Set down each entry from the block beneath, exactly as written.
** start of Supplied material **
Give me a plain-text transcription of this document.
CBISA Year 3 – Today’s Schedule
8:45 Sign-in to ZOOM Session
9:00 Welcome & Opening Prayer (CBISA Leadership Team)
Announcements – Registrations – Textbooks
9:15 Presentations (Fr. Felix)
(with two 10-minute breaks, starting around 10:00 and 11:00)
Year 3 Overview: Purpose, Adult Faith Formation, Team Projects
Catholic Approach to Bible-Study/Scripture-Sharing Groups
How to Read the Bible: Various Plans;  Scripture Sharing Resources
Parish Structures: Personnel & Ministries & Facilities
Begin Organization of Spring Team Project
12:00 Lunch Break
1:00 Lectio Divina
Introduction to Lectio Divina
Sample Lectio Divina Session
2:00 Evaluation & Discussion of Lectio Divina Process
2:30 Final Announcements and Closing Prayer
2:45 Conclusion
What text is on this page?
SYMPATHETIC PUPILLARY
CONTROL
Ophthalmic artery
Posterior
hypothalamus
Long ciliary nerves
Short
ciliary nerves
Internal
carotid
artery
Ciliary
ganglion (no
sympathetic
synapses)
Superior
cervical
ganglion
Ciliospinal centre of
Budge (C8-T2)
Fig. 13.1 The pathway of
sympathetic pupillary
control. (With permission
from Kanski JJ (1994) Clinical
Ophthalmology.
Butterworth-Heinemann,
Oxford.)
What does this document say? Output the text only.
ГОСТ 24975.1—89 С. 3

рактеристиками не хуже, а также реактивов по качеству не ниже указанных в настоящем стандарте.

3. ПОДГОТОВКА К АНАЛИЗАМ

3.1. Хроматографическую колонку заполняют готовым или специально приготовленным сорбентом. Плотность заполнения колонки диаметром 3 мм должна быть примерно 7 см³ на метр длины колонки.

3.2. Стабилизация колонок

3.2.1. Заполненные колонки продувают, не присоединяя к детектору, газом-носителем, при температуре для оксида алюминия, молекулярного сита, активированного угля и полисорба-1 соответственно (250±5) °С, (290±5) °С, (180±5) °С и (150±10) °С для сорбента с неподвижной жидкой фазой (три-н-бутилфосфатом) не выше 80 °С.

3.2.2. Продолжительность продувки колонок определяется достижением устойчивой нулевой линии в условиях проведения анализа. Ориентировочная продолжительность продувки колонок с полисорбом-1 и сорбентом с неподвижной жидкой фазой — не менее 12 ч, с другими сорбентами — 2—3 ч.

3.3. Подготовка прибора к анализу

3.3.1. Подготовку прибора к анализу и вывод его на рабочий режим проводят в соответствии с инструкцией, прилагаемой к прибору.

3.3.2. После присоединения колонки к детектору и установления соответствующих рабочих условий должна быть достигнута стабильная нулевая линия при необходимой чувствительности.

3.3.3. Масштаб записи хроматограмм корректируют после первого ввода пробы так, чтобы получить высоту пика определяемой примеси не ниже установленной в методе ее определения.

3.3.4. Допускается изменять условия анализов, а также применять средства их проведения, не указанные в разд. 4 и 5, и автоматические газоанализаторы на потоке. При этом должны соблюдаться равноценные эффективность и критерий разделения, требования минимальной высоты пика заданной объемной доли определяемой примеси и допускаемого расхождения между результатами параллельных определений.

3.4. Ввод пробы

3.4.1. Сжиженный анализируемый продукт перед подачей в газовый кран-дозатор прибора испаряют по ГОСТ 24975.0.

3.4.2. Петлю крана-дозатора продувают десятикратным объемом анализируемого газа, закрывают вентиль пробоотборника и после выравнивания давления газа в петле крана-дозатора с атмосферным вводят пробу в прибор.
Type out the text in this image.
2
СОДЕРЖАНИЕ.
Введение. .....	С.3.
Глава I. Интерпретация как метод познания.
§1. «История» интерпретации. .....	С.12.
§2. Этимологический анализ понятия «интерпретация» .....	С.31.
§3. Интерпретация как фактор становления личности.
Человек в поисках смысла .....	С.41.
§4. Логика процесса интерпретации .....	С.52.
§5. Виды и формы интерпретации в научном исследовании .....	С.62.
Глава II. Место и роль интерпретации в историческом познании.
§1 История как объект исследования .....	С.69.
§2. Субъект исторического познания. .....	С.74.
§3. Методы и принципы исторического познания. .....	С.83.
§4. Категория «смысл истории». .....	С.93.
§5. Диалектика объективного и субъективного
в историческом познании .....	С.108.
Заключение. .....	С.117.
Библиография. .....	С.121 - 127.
** end of Supplied material **
## [Task answer]
Give me a plain-text transcription of this document.
CBISA Year 3 – Today’s Schedule
8:45 Sign-in to ZOOM Session
9:00 Welcome & Opening Prayer (CBISA Leadership Team)
Announcements – Registrations – Textbooks
9:15 Presentations (Fr. Felix)
(with two 10-minute breaks, starting around 10:00 and 11:00)
Year 3 Overview: Purpose, Adult Faith Formation, Team Projects
Catholic Approach to Bible-Study/Scripture-Sharing Groups
How to Read the Bible: Various Plans;  Scripture Sharing Resources
Parish Structures: Personnel & Ministries & Facilities
Begin Organization of Spring Team Project
12:00 Lunch Break
1:00 Lectio Divina
Introduction to Lectio Divina
Sample Lectio Divina Session
2:00 Evaluation & Discussion of Lectio Divina Process
2:30 Final Announcements and Closing Prayer
2:45 Conclusion
What text is on this page?
SYMPATHETIC PUPILLARY
CONTROL
Ophthalmic artery
Posterior
hypothalamus
Long ciliary nerves
Short
ciliary nerves
Internal
carotid
artery
Ciliary
ganglion (no
sympathetic
synapses)
Superior
cervical
ganglion
Ciliospinal centre of
Budge (C8-T2)
Fig. 13.1 The pathway of
sympathetic pupillary
control. (With permission
from Kanski JJ (1994) Clinical
Ophthalmology.
Butterworth-Heinemann,
Oxford.)
What does this document say? Output the text only.
ГОСТ 24975.1—89 С. 3

рактеристиками не хуже, а также реактивов по качеству не ниже указанных в настоящем стандарте.

3. ПОДГОТОВКА К АНАЛИЗАМ

3.1. Хроматографическую колонку заполняют готовым или специально приготовленным сорбентом. Плотность заполнения колонки диаметром 3 мм должна быть примерно 7 см³ на метр длины колонки.

3.2. Стабилизация колонок

3.2.1. Заполненные колонки продувают, не присоединяя к детектору, газом-носителем, при температуре для оксида алюминия, молекулярного сита, активированного угля и полисорба-1 соответственно (250±5) °С, (290±5) °С, (180±5) °С и (150±10) °С для сорбента с неподвижной жидкой фазой (три-н-бутилфосфатом) не выше 80 °С.

3.2.2. Продолжительность продувки колонок определяется достижением устойчивой нулевой линии в условиях проведения анализа. Ориентировочная продолжительность продувки колонок с полисорбом-1 и сорбентом с неподвижной жидкой фазой — не менее 12 ч, с другими сорбентами — 2—3 ч.

3.3. Подготовка прибора к анализу

3.3.1. Подготовку прибора к анализу и вывод его на рабочий режим проводят в соответствии с инструкцией, прилагаемой к прибору.

3.3.2. После присоединения колонки к детектору и установления соответствующих рабочих условий должна быть достигнута стабильная нулевая линия при необходимой чувствительности.

3.3.3. Масштаб записи хроматограмм корректируют после первого ввода пробы так, чтобы получить высоту пика определяемой примеси не ниже установленной в методе ее определения.

3.3.4. Допускается изменять условия анализов, а также применять средства их проведения, не указанные в разд. 4 и 5, и автоматические газоанализаторы на потоке. При этом должны соблюдаться равноценные эффективность и критерий разделения, требования минимальной высоты пика заданной объемной доли определяемой примеси и допускаемого расхождения между результатами параллельных определений.

3.4. Ввод пробы

3.4.1. Сжиженный анализируемый продукт перед подачей в газовый кран-дозатор прибора испаряют по ГОСТ 24975.0.

3.4.2. Петлю крана-дозатора продувают десятикратным объемом анализируемого газа, закрывают вентиль пробоотборника и после выравнивания давления газа в петле крана-дозатора с атмосферным вводят пробу в прибор.
Type out the text in this image.
2
СОДЕРЖАНИЕ.
Введение. .....	С.3.
Глава I. Интерпретация как метод познания.
§1. «История» интерпретации. .....	С.12.
§2. Этимологический анализ понятия «интерпретация» .....	С.31.
§3. Интерпретация как фактор становления личности.
Человек в поисках смысла .....	С.41.
§4. Логика процесса интерпретации .....	С.52.
§5. Виды и формы интерпретации в научном исследовании .....	С.62.
Глава II. Место и роль интерпретации в историческом познании.
§1 История как объект исследования .....	С.69.
§2. Субъект исторического познания. .....	С.74.
§3. Методы и принципы исторического познания. .....	С.83.
§4. Категория «смысл истории». .....	С.93.
§5. Диалектика объективного и субъективного
в историческом познании .....	С.108.
Заключение. .....	С.117.
Библиография. .....	С.121 - 127.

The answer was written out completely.